> _Directive_
Extract the text of every entry below exactly; leave images out.

> _Supplied data_

+++++

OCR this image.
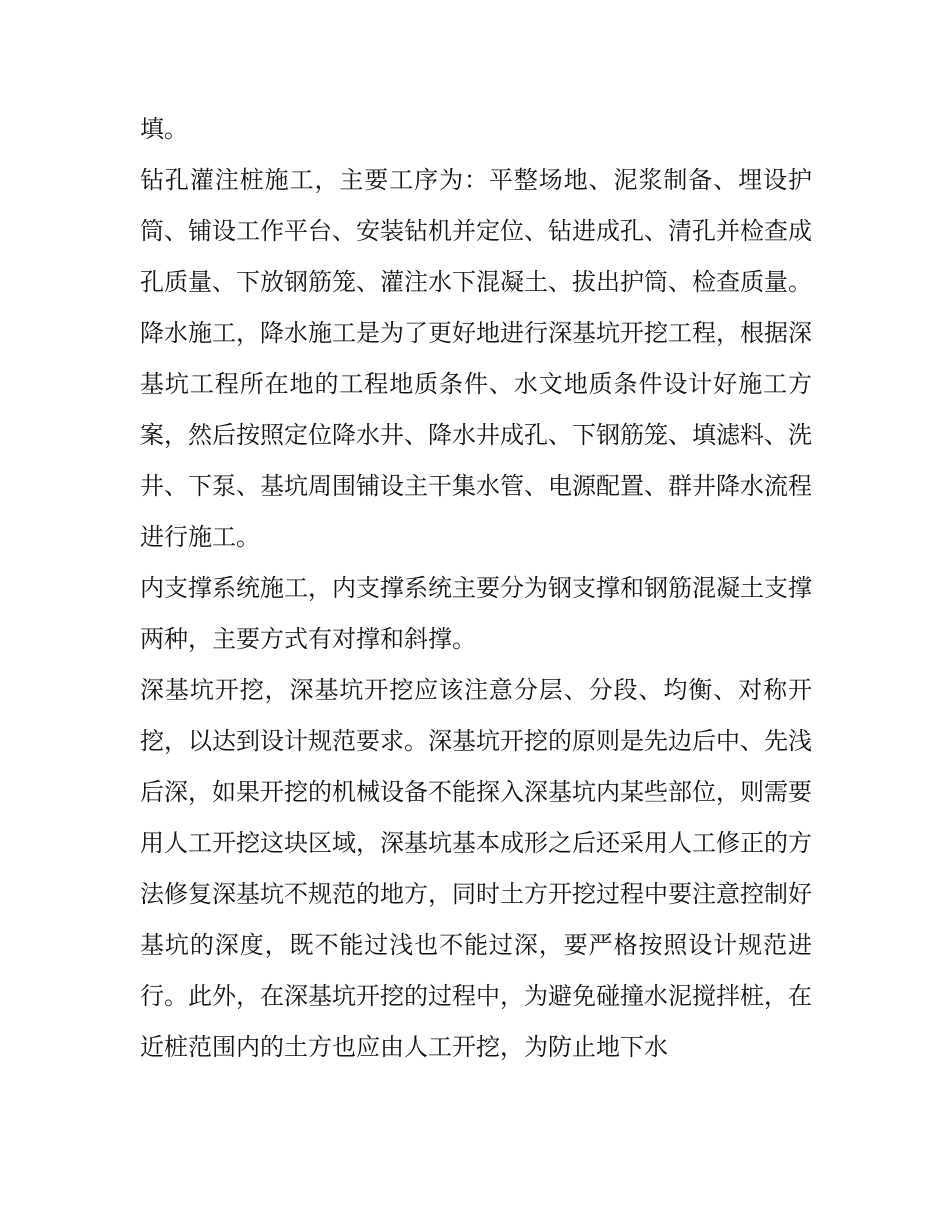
填。

钻孔灌注桩施工，主要工序为：平整场地、泥浆制备、埋设护筒、铺设工作平台、安装钻机并定位、钻进成孔、清孔并检查成孔质量、下放钢筋笼、灌注水下混凝土、拔出护筒、检查质量。

降水施工，降水施工是为了更好地进行深基坑开挖工程，根据深基坑工程所在地的工程地质条件、水文地质条件设计好施工方案，然后按照定位降水井、降水井成孔、下钢筋笼、填滤料、洗井、下泵、基坑周围铺设主干集水管、电源配置、群井降水流程进行施工。

内支撑系统施工，内支撑系统主要分为钢支撑和钢筋混凝土支撑两种，主要方式有对撑和斜撑。

深基坑开挖，深基坑开挖应该注意分层、分段、均衡、对称开挖，以达到设计规范要求。深基坑开挖的原则是先边后中、先浅后深，如果开挖的机械设备不能探入深基坑内某些部位，则需要用人工开挖这块区域，深基坑基本成形之后还采用人工修正的方法修复深基坑不规范的地方，同时土方开挖过程中要注意控制好基坑的深度，既不能过浅也不能过深，要严格按照设计规范进行。此外，在深基坑开挖的过程中，为避免碰撞水泥搅拌桩，在近桩范围内的土方也应由人工开挖，为防止地下水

+++++

> _Solution for this task_
OCR this image.
填。

钻孔灌注桩施工，主要工序为：平整场地、泥浆制备、埋设护筒、铺设工作平台、安装钻机并定位、钻进成孔、清孔并检查成孔质量、下放钢筋笼、灌注水下混凝土、拔出护筒、检查质量。

降水施工，降水施工是为了更好地进行深基坑开挖工程，根据深基坑工程所在地的工程地质条件、水文地质条件设计好施工方案，然后按照定位降水井、降水井成孔、下钢筋笼、填滤料、洗井、下泵、基坑周围铺设主干集水管、电源配置、群井降水流程进行施工。

内支撑系统施工，内支撑系统主要分为钢支撑和钢筋混凝土支撑两种，主要方式有对撑和斜撑。

深基坑开挖，深基坑开挖应该注意分层、分段、均衡、对称开挖，以达到设计规范要求。深基坑开挖的原则是先边后中、先浅后深，如果开挖的机械设备不能探入深基坑内某些部位，则需要用人工开挖这块区域，深基坑基本成形之后还采用人工修正的方法修复深基坑不规范的地方，同时土方开挖过程中要注意控制好基坑的深度，既不能过浅也不能过深，要严格按照设计规范进行。此外，在深基坑开挖的过程中，为避免碰撞水泥搅拌桩，在近桩范围内的土方也应由人工开挖，为防止地下水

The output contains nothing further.